(Dataset listings of figures)
*-*-*

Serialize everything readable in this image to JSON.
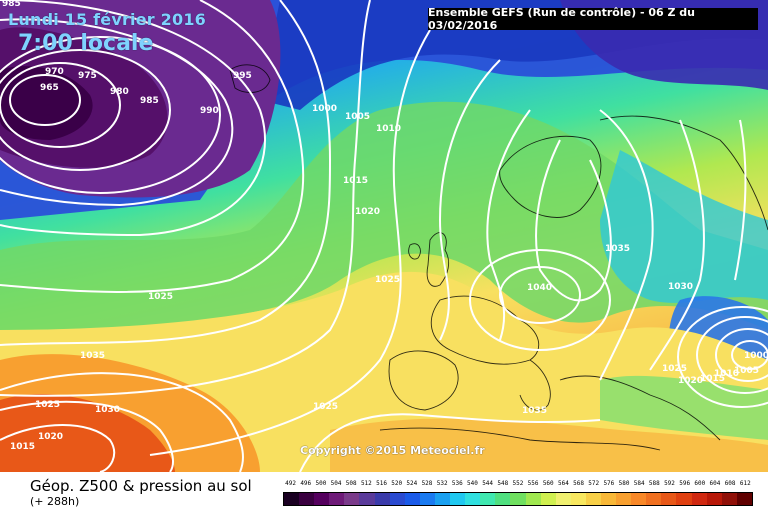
{
  "header": {
    "date": "Lundi 15 février 2016",
    "time": "7:00 locale",
    "run": "Ensemble GEFS  (Run de contrôle)  - 06 Z du 03/02/2016"
  },
  "copyright": "Copyright ©2015 Meteociel.fr",
  "footer": {
    "title": "Géop. Z500 & pression au sol",
    "subtitle": "(+ 288h)"
  },
  "scale": {
    "labels": [
      "492",
      "496",
      "500",
      "504",
      "508",
      "512",
      "516",
      "520",
      "524",
      "528",
      "532",
      "536",
      "540",
      "544",
      "548",
      "552",
      "556",
      "560",
      "564",
      "568",
      "572",
      "576",
      "580",
      "584",
      "588",
      "592",
      "596",
      "600",
      "604",
      "608",
      "612"
    ],
    "colors": [
      "#1a0022",
      "#3a0040",
      "#55005e",
      "#6e1a78",
      "#7a3a8a",
      "#5a3a9a",
      "#3a3aaa",
      "#2a4ad0",
      "#1a5ae8",
      "#1a7af0",
      "#1aa0f0",
      "#20c8f0",
      "#30e0e0",
      "#40e8b0",
      "#50e080",
      "#70e060",
      "#a0e850",
      "#d0f050",
      "#f0f070",
      "#f8e860",
      "#f8d048",
      "#f8b838",
      "#f8a030",
      "#f88828",
      "#f07020",
      "#e85818",
      "#e04010",
      "#d02810",
      "#b81808",
      "#901008",
      "#600000"
    ]
  },
  "isobars": [
    {
      "id": "isobar-965",
      "text": "965"
    },
    {
      "id": "isobar-970",
      "text": "970"
    },
    {
      "id": "isobar-975",
      "text": "975"
    },
    {
      "id": "isobar-980",
      "text": "980"
    },
    {
      "id": "isobar-985",
      "text": "985"
    },
    {
      "id": "isobar-990",
      "text": "990"
    },
    {
      "id": "isobar-995",
      "text": "995"
    },
    {
      "id": "isobar-1000",
      "text": "1000"
    },
    {
      "id": "isobar-1005",
      "text": "1005"
    },
    {
      "id": "isobar-1010",
      "text": "1010"
    },
    {
      "id": "isobar-1015",
      "text": "1015"
    },
    {
      "id": "isobar-1020",
      "text": "1020"
    },
    {
      "id": "isobar-1025-atl",
      "text": "1025"
    },
    {
      "id": "isobar-1025-fr",
      "text": "1025"
    },
    {
      "id": "isobar-1035-atl",
      "text": "1035"
    },
    {
      "id": "isobar-1025-sw",
      "text": "1025"
    },
    {
      "id": "isobar-1030-sw",
      "text": "1030"
    },
    {
      "id": "isobar-1020-sw",
      "text": "1020"
    },
    {
      "id": "isobar-1015-sw",
      "text": "1015"
    },
    {
      "id": "isobar-1025-s",
      "text": "1025"
    },
    {
      "id": "isobar-1040",
      "text": "1040"
    },
    {
      "id": "isobar-1035-e",
      "text": "1035"
    },
    {
      "id": "isobar-1030-e",
      "text": "1030"
    },
    {
      "id": "isobar-1035-med",
      "text": "1035"
    },
    {
      "id": "isobar-1025-se",
      "text": "1025"
    },
    {
      "id": "isobar-1020-se",
      "text": "1020"
    },
    {
      "id": "isobar-1015-se",
      "text": "1015"
    },
    {
      "id": "isobar-1010-se",
      "text": "1010"
    },
    {
      "id": "isobar-1005-se",
      "text": "1005"
    },
    {
      "id": "isobar-1000-se",
      "text": "1000"
    },
    {
      "id": "isobar-985-corner",
      "text": "985"
    }
  ]
}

*-*-*

- [Brief] Give back every line exactly as it stands, pictures excluded.

- [Output for this exercise]
Serialize everything readable in this image to JSON.
{
  "header": {
    "date": "Lundi 15 février 2016",
    "time": "7:00 locale",
    "run": "Ensemble GEFS  (Run de contrôle)  - 06 Z du 03/02/2016"
  },
  "copyright": "Copyright ©2015 Meteociel.fr",
  "footer": {
    "title": "Géop. Z500 & pression au sol",
    "subtitle": "(+ 288h)"
  },
  "scale": {
    "labels": [
      "492",
      "496",
      "500",
      "504",
      "508",
      "512",
      "516",
      "520",
      "524",
      "528",
      "532",
      "536",
      "540",
      "544",
      "548",
      "552",
      "556",
      "560",
      "564",
      "568",
      "572",
      "576",
      "580",
      "584",
      "588",
      "592",
      "596",
      "600",
      "604",
      "608",
      "612"
    ],
    "colors": [
      "#1a0022",
      "#3a0040",
      "#55005e",
      "#6e1a78",
      "#7a3a8a",
      "#5a3a9a",
      "#3a3aaa",
      "#2a4ad0",
      "#1a5ae8",
      "#1a7af0",
      "#1aa0f0",
      "#20c8f0",
      "#30e0e0",
      "#40e8b0",
      "#50e080",
      "#70e060",
      "#a0e850",
      "#d0f050",
      "#f0f070",
      "#f8e860",
      "#f8d048",
      "#f8b838",
      "#f8a030",
      "#f88828",
      "#f07020",
      "#e85818",
      "#e04010",
      "#d02810",
      "#b81808",
      "#901008",
      "#600000"
    ]
  },
  "isobars": [
    {
      "id": "isobar-965",
      "text": "965"
    },
    {
      "id": "isobar-970",
      "text": "970"
    },
    {
      "id": "isobar-975",
      "text": "975"
    },
    {
      "id": "isobar-980",
      "text": "980"
    },
    {
      "id": "isobar-985",
      "text": "985"
    },
    {
      "id": "isobar-990",
      "text": "990"
    },
    {
      "id": "isobar-995",
      "text": "995"
    },
    {
      "id": "isobar-1000",
      "text": "1000"
    },
    {
      "id": "isobar-1005",
      "text": "1005"
    },
    {
      "id": "isobar-1010",
      "text": "1010"
    },
    {
      "id": "isobar-1015",
      "text": "1015"
    },
    {
      "id": "isobar-1020",
      "text": "1020"
    },
    {
      "id": "isobar-1025-atl",
      "text": "1025"
    },
    {
      "id": "isobar-1025-fr",
      "text": "1025"
    },
    {
      "id": "isobar-1035-atl",
      "text": "1035"
    },
    {
      "id": "isobar-1025-sw",
      "text": "1025"
    },
    {
      "id": "isobar-1030-sw",
      "text": "1030"
    },
    {
      "id": "isobar-1020-sw",
      "text": "1020"
    },
    {
      "id": "isobar-1015-sw",
      "text": "1015"
    },
    {
      "id": "isobar-1025-s",
      "text": "1025"
    },
    {
      "id": "isobar-1040",
      "text": "1040"
    },
    {
      "id": "isobar-1035-e",
      "text": "1035"
    },
    {
      "id": "isobar-1030-e",
      "text": "1030"
    },
    {
      "id": "isobar-1035-med",
      "text": "1035"
    },
    {
      "id": "isobar-1025-se",
      "text": "1025"
    },
    {
      "id": "isobar-1020-se",
      "text": "1020"
    },
    {
      "id": "isobar-1015-se",
      "text": "1015"
    },
    {
      "id": "isobar-1010-se",
      "text": "1010"
    },
    {
      "id": "isobar-1005-se",
      "text": "1005"
    },
    {
      "id": "isobar-1000-se",
      "text": "1000"
    },
    {
      "id": "isobar-985-corner",
      "text": "985"
    }
  ]
}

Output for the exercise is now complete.